■ WHAT TO PRODUCE ■
Gather the lines below that include the string "water", copying each in full.

### EXERCISE INPUT

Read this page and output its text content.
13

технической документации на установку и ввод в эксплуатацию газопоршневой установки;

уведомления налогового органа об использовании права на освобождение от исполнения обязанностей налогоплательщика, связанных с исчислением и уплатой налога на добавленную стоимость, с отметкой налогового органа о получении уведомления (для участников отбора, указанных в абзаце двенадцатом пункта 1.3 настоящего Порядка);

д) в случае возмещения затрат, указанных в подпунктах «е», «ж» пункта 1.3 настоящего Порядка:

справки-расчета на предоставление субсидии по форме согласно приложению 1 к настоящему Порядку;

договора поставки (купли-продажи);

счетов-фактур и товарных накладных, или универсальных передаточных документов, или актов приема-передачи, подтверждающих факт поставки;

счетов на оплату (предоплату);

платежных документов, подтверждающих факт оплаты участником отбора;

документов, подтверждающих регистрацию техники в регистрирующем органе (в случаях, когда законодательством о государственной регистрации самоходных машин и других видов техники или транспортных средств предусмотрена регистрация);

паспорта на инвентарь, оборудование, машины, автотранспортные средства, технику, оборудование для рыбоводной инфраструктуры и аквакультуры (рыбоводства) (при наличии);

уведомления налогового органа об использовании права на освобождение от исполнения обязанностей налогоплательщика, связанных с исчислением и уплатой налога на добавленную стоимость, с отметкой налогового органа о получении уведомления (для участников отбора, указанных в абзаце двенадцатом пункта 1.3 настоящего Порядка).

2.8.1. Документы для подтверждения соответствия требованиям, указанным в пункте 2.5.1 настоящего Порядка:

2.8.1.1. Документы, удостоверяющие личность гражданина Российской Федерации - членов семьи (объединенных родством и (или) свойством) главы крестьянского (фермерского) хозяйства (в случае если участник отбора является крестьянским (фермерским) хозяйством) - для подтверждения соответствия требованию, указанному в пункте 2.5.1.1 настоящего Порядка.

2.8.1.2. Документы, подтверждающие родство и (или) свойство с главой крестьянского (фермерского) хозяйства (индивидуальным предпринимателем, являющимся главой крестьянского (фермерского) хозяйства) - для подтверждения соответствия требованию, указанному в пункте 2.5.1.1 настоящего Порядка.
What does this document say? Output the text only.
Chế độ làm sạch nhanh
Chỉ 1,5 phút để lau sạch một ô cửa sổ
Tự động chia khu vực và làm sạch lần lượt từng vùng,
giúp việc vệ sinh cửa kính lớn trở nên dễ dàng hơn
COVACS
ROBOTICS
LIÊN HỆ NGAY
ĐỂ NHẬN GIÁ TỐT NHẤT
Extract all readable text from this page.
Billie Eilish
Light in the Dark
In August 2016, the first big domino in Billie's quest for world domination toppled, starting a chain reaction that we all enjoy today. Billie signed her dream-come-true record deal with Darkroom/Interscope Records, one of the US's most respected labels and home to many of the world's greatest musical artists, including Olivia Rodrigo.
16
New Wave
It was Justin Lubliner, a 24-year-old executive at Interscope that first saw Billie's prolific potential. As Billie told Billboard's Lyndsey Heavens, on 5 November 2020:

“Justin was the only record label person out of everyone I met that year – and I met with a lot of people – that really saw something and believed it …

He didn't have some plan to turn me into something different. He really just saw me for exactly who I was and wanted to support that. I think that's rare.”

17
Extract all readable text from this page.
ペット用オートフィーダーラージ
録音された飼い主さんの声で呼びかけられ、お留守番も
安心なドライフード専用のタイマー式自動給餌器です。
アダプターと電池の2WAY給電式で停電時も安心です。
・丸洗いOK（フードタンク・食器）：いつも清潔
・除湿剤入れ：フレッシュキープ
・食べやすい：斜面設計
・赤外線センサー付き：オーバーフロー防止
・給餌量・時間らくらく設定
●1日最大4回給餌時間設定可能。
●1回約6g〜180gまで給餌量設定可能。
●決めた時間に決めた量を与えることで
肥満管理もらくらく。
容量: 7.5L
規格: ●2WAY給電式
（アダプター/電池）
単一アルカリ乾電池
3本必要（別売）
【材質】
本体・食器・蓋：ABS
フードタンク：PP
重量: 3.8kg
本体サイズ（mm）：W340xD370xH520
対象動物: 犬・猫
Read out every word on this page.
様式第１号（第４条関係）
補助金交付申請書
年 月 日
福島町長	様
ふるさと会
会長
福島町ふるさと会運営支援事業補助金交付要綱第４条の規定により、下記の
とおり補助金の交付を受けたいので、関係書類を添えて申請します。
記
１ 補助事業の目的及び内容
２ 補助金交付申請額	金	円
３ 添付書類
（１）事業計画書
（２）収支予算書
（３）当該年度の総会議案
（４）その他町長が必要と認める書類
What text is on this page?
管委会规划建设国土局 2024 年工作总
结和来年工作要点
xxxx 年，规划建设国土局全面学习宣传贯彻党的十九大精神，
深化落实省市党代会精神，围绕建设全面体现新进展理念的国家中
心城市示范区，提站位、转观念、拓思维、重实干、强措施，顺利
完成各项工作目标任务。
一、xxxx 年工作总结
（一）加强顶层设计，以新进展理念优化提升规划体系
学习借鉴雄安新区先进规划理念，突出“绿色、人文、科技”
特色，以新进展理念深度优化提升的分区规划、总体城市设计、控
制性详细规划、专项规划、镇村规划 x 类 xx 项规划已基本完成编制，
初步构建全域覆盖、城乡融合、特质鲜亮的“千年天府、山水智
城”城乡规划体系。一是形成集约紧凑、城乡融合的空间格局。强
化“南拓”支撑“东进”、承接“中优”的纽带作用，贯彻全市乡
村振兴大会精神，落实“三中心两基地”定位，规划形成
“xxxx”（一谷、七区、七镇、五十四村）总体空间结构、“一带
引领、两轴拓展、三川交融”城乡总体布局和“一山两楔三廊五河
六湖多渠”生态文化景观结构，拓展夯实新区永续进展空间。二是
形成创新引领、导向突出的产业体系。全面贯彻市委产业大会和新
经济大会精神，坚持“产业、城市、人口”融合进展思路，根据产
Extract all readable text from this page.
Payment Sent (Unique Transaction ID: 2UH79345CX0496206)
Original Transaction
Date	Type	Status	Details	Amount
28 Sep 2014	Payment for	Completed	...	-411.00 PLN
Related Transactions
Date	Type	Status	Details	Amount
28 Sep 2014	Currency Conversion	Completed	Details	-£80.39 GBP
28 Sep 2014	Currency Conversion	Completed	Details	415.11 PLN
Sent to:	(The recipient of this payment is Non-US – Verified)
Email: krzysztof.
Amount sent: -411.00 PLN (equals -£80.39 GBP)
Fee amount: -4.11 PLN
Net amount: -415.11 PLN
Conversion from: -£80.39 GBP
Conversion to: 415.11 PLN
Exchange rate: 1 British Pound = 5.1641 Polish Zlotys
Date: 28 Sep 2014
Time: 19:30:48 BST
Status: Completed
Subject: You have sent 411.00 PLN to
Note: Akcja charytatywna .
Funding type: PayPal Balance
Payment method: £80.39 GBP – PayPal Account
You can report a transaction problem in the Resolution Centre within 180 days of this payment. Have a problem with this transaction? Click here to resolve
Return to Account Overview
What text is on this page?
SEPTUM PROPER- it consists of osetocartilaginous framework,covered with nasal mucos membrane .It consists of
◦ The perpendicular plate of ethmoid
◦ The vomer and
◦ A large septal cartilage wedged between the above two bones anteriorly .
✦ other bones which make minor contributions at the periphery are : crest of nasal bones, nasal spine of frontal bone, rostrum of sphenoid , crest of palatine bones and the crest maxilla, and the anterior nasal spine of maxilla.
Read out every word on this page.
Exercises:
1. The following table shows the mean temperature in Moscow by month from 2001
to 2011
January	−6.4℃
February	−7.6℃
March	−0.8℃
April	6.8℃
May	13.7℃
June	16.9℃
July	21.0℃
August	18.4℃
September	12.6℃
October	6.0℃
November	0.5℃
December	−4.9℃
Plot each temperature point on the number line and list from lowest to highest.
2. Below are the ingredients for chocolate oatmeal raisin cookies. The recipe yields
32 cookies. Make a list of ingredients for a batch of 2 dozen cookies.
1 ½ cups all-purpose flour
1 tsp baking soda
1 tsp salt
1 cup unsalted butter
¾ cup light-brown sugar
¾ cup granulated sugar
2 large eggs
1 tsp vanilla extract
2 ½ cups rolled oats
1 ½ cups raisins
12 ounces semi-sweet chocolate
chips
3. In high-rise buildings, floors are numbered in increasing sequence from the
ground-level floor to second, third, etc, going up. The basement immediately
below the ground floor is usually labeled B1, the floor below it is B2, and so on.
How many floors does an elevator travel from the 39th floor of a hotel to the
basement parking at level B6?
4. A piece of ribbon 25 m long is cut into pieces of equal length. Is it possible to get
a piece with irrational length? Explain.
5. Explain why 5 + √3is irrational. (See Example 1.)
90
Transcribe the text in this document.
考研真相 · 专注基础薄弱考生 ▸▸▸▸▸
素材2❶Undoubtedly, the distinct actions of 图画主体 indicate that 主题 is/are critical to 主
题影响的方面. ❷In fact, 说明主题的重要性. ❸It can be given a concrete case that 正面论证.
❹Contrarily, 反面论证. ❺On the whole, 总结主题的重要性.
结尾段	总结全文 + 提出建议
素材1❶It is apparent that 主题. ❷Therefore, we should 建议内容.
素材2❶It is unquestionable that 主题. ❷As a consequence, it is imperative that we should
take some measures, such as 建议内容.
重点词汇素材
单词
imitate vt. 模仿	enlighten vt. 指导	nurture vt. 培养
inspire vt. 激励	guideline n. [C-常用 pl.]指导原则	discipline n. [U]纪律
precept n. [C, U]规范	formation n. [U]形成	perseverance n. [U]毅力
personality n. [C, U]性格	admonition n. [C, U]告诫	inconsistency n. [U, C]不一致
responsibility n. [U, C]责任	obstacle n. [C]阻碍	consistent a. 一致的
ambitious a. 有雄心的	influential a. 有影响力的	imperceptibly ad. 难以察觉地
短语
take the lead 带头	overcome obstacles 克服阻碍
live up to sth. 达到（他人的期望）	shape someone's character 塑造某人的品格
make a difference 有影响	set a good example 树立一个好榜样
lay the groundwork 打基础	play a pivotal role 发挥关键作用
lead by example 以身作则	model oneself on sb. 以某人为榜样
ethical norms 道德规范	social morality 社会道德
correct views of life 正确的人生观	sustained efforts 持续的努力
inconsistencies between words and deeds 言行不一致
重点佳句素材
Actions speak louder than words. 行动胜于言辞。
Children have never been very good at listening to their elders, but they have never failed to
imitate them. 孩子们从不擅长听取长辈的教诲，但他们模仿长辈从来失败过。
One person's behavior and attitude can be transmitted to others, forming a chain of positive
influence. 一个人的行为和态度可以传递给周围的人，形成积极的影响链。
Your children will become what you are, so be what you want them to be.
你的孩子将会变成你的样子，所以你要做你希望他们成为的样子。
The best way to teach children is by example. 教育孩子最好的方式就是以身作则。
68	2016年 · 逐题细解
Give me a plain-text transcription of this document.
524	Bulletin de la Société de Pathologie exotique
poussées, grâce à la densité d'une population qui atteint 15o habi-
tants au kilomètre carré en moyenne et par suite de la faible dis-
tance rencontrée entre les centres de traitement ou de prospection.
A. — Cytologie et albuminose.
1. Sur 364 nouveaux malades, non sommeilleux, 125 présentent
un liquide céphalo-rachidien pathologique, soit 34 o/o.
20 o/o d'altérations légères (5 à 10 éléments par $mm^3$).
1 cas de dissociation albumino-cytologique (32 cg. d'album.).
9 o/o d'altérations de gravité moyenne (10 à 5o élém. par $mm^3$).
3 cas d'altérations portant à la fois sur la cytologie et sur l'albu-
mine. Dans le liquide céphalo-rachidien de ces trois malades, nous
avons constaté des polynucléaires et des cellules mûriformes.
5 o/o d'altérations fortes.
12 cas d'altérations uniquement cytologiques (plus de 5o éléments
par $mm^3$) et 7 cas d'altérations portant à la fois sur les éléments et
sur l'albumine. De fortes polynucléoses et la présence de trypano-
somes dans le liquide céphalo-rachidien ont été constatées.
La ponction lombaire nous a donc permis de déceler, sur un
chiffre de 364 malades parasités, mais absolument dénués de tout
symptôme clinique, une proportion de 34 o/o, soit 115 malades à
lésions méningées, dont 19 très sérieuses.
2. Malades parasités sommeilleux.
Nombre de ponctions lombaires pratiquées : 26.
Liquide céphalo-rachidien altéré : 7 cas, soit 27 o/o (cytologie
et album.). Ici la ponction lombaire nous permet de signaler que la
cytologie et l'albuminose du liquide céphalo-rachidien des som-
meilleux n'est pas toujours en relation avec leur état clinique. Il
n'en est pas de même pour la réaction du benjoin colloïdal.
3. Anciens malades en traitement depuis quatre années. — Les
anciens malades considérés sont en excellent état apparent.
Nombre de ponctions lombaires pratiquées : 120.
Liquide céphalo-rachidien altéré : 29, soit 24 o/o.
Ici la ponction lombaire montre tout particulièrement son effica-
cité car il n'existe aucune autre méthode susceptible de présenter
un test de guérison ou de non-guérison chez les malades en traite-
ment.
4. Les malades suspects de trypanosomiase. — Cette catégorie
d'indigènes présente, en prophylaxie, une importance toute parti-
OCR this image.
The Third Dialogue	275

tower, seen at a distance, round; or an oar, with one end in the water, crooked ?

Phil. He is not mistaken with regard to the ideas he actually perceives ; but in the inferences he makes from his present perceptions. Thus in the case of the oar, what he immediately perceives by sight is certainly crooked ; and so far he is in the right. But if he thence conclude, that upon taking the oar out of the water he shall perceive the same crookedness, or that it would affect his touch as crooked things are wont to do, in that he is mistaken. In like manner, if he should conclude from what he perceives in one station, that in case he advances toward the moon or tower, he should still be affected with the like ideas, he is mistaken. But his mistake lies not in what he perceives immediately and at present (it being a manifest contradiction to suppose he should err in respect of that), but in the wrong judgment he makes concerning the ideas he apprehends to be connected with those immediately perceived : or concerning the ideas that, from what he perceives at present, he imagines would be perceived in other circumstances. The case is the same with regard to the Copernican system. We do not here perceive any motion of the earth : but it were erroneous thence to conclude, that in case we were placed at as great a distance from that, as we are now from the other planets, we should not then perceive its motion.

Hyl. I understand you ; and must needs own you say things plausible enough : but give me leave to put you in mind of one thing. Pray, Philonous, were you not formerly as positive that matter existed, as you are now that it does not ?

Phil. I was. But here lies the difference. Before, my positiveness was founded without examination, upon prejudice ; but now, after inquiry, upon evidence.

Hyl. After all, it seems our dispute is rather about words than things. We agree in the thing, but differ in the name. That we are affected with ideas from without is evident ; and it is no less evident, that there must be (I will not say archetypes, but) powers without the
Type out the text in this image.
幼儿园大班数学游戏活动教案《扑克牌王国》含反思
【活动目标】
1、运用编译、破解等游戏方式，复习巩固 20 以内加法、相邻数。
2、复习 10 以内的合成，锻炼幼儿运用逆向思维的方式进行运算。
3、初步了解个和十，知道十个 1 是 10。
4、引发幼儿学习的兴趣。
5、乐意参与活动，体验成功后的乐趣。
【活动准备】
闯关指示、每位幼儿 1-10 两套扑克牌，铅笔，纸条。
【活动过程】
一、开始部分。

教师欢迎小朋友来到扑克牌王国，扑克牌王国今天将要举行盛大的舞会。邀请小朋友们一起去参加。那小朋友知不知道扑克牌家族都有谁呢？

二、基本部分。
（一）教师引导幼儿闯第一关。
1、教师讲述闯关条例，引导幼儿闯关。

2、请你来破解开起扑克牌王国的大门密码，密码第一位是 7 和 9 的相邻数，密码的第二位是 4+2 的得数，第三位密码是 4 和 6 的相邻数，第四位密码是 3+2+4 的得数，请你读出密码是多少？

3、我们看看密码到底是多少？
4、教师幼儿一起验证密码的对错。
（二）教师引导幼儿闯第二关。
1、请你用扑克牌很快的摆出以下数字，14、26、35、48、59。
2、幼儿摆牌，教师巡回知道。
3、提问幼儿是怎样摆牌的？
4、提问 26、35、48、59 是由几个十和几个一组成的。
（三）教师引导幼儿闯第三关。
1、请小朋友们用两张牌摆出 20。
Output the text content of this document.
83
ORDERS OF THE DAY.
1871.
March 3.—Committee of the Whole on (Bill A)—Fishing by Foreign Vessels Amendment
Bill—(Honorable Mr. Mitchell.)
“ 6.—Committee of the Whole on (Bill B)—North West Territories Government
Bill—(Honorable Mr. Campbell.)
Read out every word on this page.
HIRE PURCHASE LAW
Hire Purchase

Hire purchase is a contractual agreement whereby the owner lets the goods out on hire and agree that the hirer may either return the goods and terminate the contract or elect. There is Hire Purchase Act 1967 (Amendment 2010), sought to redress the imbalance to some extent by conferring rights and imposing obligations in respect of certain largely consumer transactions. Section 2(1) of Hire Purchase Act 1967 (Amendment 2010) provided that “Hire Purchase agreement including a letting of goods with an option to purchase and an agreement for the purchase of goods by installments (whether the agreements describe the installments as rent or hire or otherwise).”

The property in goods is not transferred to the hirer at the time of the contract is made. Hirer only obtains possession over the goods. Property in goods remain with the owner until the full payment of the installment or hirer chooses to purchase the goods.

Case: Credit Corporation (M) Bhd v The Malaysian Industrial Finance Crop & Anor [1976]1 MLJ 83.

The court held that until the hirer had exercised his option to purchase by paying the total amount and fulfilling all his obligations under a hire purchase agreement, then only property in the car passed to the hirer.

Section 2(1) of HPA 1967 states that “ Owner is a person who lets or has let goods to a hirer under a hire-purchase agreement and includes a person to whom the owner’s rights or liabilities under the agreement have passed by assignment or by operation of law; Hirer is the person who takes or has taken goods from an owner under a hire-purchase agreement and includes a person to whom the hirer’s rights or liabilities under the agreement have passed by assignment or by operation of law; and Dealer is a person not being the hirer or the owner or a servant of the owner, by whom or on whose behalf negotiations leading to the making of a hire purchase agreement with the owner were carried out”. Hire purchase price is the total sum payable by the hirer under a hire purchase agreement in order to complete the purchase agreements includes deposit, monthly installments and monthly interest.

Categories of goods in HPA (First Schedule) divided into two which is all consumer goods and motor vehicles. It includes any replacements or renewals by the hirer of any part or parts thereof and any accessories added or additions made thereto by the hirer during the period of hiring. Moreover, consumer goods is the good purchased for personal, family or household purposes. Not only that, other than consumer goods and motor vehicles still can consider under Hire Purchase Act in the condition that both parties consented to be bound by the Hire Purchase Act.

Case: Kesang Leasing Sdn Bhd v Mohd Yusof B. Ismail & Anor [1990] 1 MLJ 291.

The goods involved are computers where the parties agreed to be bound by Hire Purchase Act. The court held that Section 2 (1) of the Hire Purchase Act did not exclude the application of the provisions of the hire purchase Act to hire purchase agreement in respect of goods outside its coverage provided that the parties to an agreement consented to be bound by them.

######

■ COMPLETED TASK ■
tower, seen at a distance, round; or an oar, with one end in the water, crooked ?
Phil. He is not mistaken with regard to the ideas he actually perceives ; but in the inferences he makes from his present perceptions. Thus in the case of the oar, what he immediately perceives by sight is certainly crooked ; and so far he is in the right. But if he thence conclude, that upon taking the oar out of the water he shall perceive the same crookedness, or that it would affect his touch as crooked things are wont to do, in that he is mistaken. In like manner, if he should conclude from what he perceives in one station, that in case he advances toward the moon or tower, he should still be affected with the like ideas, he is mistaken. But his mistake lies not in what he perceives immediately and at present (it being a manifest contradiction to suppose he should err in respect of that), but in the wrong judgment he makes concerning the ideas he apprehends to be connected with those immediately perceived : or concerning the ideas that, from what he perceives at present, he imagines would be perceived in other circumstances. The case is the same with regard to the Copernican system. We do not here perceive any motion of the earth : but it were erroneous thence to conclude, that in case we were placed at as great a distance from that, as we are now from the other planets, we should not then perceive its motion.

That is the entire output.